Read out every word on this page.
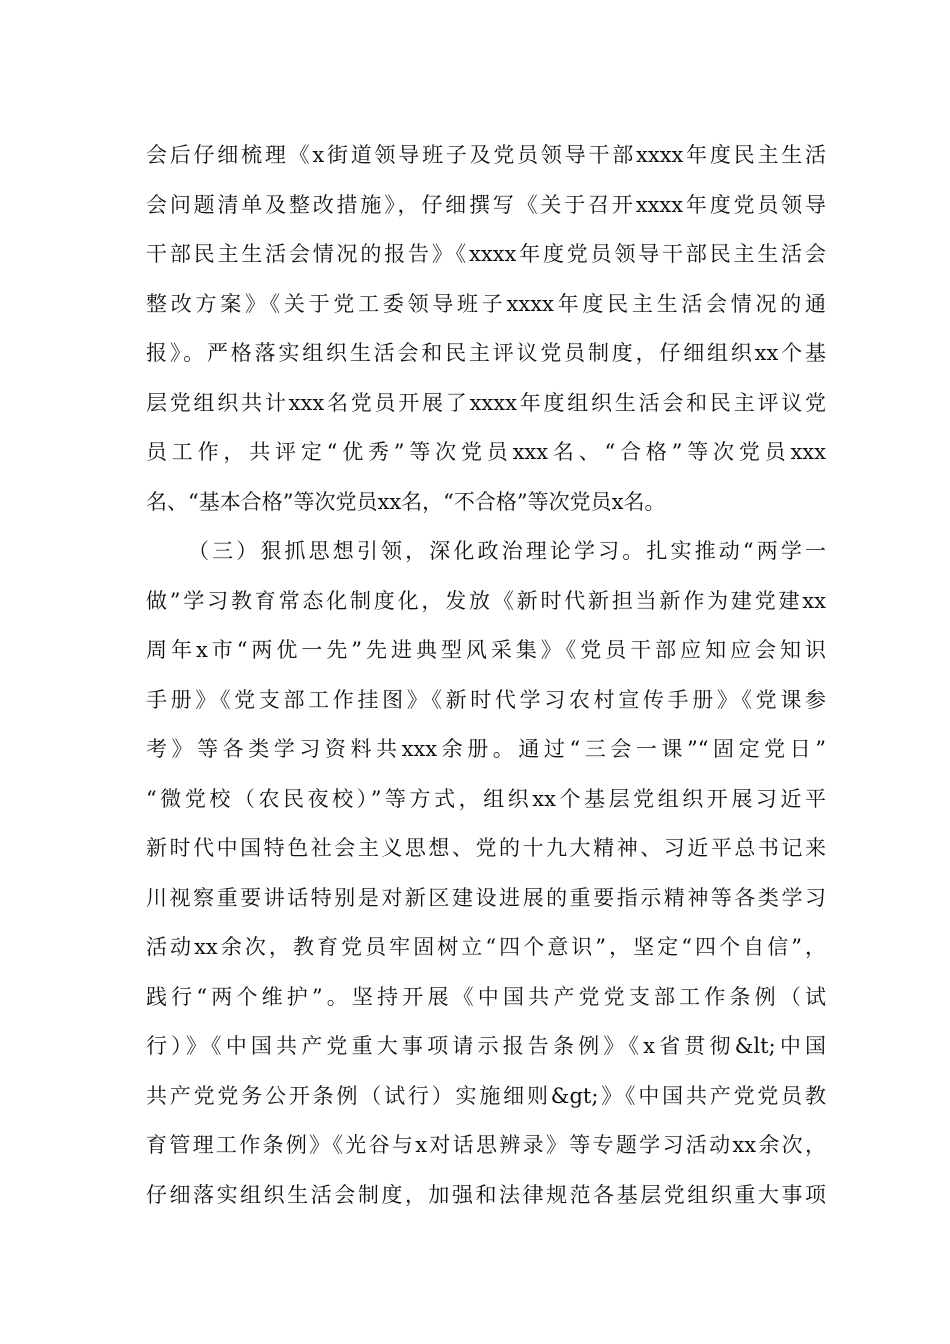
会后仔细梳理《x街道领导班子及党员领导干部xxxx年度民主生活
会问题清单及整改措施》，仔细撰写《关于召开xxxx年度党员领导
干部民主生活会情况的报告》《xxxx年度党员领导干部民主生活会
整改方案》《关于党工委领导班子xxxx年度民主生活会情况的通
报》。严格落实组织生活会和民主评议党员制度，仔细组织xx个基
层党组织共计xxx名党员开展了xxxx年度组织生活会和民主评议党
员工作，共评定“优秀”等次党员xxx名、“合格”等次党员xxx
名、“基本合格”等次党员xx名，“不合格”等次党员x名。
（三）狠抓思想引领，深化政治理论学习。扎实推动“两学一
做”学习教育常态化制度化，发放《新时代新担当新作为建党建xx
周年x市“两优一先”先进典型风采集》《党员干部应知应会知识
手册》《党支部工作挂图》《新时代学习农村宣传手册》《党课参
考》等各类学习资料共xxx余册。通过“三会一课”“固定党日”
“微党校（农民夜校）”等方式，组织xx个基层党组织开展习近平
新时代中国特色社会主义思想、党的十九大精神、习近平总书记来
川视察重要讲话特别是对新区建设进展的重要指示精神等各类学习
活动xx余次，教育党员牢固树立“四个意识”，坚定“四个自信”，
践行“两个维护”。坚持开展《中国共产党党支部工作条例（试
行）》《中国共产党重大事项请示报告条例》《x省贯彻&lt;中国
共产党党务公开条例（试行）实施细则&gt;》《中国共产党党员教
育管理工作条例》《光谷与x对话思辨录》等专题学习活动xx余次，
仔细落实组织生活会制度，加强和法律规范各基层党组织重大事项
* * *
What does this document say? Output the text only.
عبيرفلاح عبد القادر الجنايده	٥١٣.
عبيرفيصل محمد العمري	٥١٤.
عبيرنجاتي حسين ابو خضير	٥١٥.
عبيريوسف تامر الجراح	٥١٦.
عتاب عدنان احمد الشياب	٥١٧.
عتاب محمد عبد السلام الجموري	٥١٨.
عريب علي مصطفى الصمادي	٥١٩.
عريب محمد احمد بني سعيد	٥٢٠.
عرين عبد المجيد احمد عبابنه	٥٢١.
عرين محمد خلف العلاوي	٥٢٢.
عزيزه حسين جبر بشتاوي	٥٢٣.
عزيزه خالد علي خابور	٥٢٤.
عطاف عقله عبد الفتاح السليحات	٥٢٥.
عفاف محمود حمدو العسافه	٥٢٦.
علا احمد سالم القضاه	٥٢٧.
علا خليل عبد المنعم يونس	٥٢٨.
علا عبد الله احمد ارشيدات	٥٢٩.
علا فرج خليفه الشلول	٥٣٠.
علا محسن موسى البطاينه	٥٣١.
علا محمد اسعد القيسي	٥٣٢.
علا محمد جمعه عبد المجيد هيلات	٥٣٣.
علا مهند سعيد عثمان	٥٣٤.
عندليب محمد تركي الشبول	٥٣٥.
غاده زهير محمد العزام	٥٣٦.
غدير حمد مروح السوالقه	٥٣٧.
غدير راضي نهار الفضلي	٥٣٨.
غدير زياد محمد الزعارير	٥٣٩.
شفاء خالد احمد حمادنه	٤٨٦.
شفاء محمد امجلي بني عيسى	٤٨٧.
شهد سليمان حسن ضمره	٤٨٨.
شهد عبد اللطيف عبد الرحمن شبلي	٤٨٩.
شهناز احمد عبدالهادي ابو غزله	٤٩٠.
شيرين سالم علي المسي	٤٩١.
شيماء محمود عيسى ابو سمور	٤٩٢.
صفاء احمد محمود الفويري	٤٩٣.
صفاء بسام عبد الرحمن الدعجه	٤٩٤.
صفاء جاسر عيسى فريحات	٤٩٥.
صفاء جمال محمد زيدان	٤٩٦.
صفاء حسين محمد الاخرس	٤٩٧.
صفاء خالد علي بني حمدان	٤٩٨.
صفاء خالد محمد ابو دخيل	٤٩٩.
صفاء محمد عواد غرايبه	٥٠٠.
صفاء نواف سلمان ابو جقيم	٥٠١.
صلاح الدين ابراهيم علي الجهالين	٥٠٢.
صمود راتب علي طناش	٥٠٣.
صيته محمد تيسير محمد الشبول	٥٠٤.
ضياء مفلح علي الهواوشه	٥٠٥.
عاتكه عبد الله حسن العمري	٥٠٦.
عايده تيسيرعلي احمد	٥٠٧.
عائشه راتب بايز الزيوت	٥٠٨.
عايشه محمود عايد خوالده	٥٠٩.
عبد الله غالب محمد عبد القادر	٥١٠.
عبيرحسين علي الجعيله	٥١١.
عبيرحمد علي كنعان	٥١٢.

§ WORK TO DO
Leave out every line without the string "المجيد" and copy the rest.

§ TASK OUTPUT
عرين عبد المجيد احمد عبابنه	٥٢١.
علا محمد جمعه عبد المجيد هيلات	٥٣٣.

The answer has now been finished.